[Objective] Copy every line from the material below that holds "Thermoforming".

* Begin *

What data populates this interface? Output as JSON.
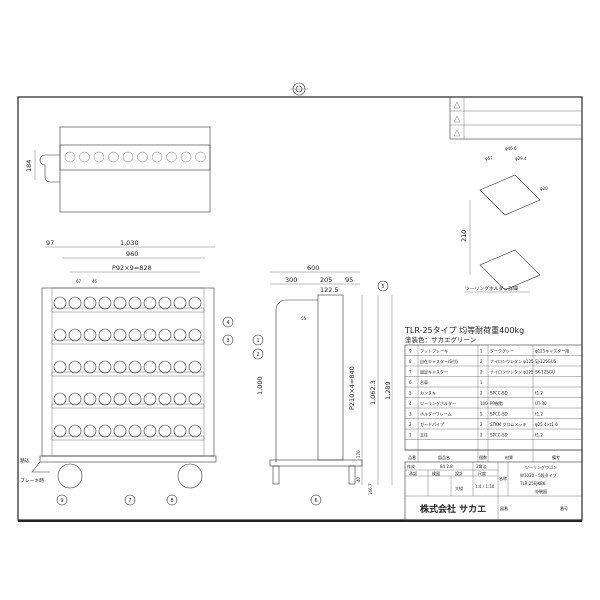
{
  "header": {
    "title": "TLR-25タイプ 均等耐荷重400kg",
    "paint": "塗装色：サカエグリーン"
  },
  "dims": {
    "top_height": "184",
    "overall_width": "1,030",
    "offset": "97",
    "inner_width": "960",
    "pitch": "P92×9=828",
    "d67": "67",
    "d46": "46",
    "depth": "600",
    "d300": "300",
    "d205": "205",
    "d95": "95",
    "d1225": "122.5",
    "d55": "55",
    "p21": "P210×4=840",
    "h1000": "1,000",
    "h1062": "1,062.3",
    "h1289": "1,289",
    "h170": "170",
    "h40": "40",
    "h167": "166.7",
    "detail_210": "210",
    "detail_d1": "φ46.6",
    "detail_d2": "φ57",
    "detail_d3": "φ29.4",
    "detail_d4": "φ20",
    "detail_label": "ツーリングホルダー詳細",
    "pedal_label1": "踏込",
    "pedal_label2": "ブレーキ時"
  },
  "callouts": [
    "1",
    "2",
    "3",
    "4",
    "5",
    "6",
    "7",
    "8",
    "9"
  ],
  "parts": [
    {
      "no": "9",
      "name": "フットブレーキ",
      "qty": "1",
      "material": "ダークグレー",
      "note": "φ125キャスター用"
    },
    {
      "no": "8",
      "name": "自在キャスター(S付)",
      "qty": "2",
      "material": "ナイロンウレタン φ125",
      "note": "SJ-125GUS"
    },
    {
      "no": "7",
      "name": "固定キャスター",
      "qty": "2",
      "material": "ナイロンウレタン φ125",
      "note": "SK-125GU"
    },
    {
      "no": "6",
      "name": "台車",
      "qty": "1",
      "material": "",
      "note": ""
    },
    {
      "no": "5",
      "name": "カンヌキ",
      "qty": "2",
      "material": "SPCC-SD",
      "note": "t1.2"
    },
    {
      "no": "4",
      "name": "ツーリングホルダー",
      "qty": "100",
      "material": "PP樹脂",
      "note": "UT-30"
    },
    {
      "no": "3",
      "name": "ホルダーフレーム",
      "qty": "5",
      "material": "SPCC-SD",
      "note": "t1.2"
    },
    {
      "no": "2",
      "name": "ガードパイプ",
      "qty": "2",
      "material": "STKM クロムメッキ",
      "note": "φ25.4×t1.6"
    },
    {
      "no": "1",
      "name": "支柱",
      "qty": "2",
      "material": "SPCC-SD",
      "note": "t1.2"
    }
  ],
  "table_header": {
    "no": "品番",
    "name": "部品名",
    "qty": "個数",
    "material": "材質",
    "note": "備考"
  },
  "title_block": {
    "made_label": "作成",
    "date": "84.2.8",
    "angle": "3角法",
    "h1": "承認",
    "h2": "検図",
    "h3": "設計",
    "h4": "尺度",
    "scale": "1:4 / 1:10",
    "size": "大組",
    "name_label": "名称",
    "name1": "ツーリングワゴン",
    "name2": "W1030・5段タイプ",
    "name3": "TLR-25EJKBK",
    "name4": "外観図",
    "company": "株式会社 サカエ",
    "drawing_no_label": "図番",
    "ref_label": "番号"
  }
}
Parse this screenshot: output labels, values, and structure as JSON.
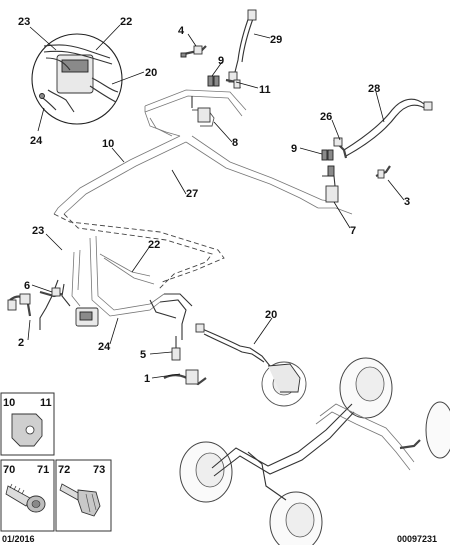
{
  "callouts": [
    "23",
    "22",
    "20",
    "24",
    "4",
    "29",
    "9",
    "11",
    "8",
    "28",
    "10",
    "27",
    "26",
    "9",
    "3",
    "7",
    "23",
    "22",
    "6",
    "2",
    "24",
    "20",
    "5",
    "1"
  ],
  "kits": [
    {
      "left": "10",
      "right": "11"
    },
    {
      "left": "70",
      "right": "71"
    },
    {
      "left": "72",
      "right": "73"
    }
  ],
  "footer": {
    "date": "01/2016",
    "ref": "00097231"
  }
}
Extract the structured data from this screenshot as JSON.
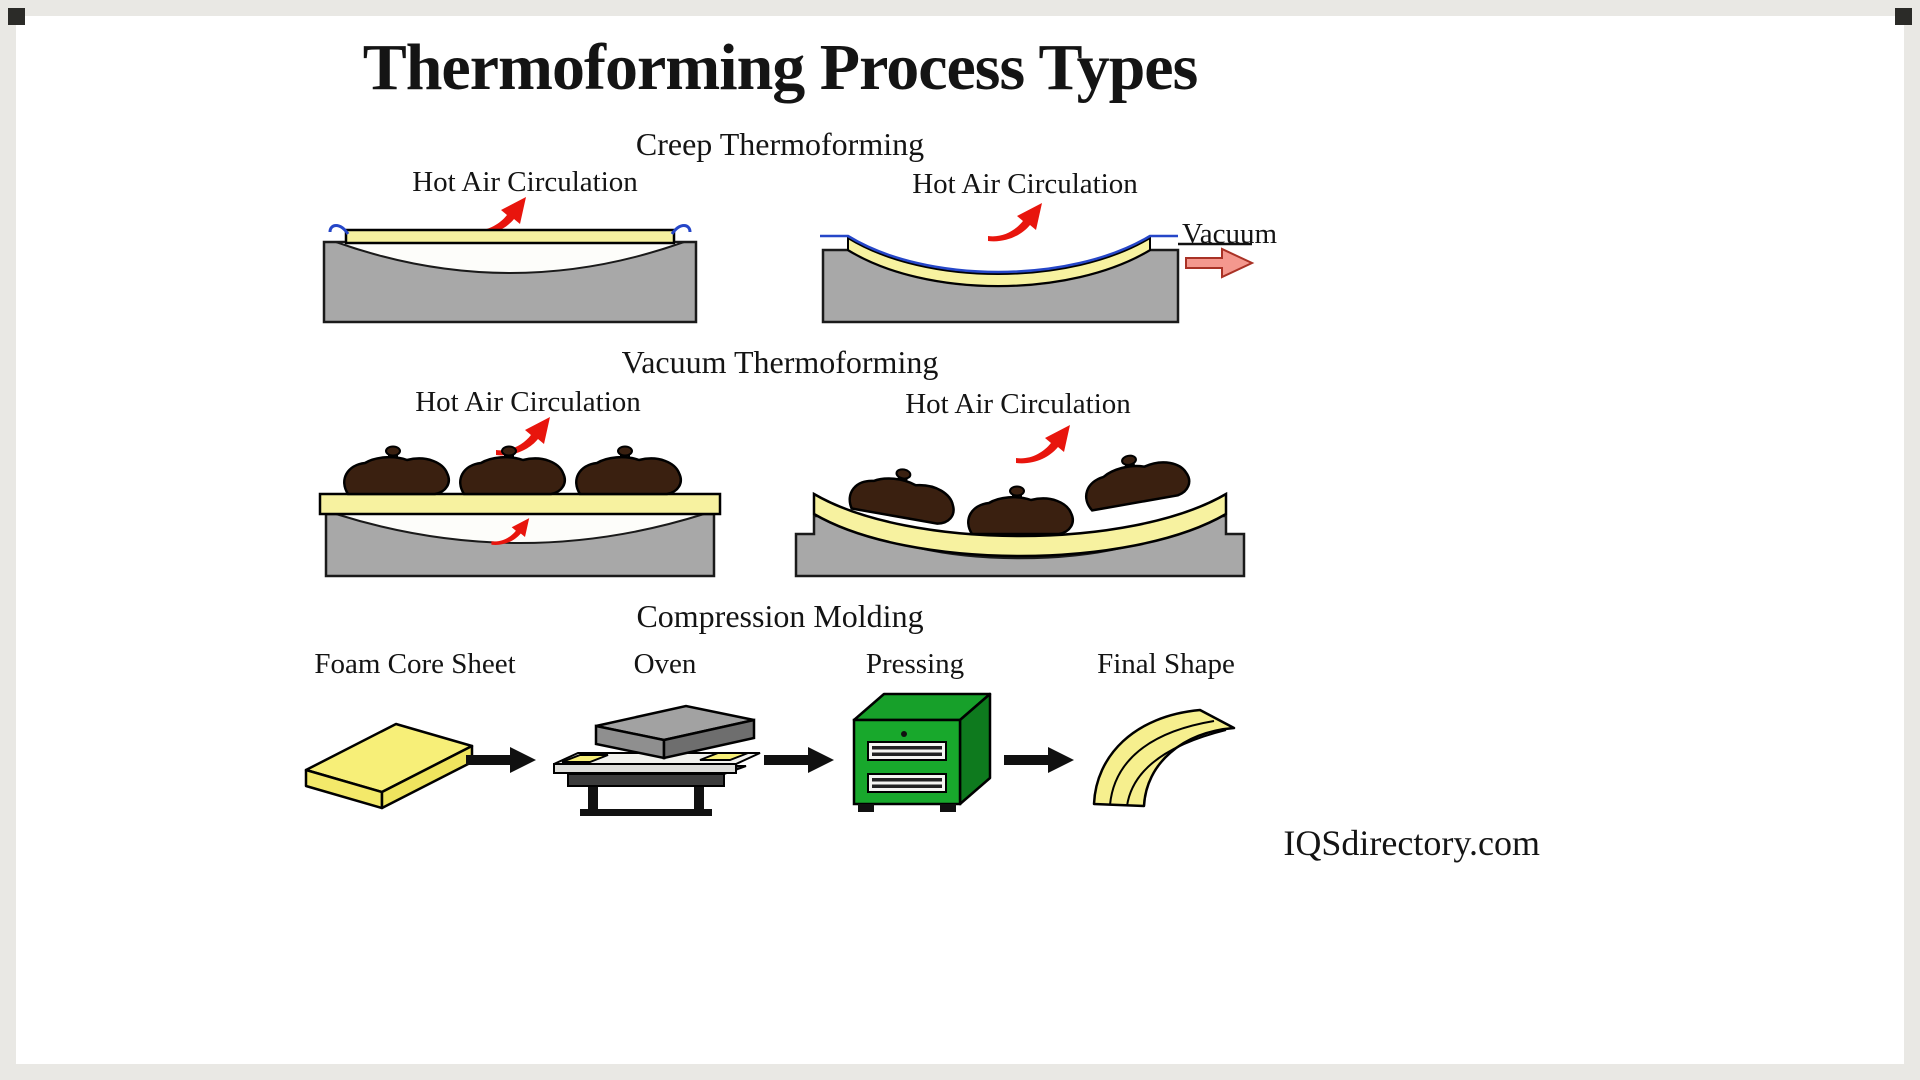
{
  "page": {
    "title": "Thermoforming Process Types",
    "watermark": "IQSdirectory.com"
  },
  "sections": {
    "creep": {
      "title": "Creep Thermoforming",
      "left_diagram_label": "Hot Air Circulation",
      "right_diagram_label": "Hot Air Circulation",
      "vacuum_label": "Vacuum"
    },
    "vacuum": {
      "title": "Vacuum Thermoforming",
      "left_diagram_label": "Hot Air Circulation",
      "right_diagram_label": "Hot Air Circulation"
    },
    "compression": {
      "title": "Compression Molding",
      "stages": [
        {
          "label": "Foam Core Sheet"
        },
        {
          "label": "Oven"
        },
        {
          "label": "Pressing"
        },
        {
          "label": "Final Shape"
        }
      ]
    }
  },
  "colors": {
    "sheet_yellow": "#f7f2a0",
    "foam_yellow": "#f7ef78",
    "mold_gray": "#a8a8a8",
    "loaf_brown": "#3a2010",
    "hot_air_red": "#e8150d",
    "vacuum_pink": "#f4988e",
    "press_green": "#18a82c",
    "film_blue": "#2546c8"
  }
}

* End *

[The completed task]
    "title": "Thermoforming Process Types",
      "title": "Creep Thermoforming",
      "title": "Vacuum Thermoforming",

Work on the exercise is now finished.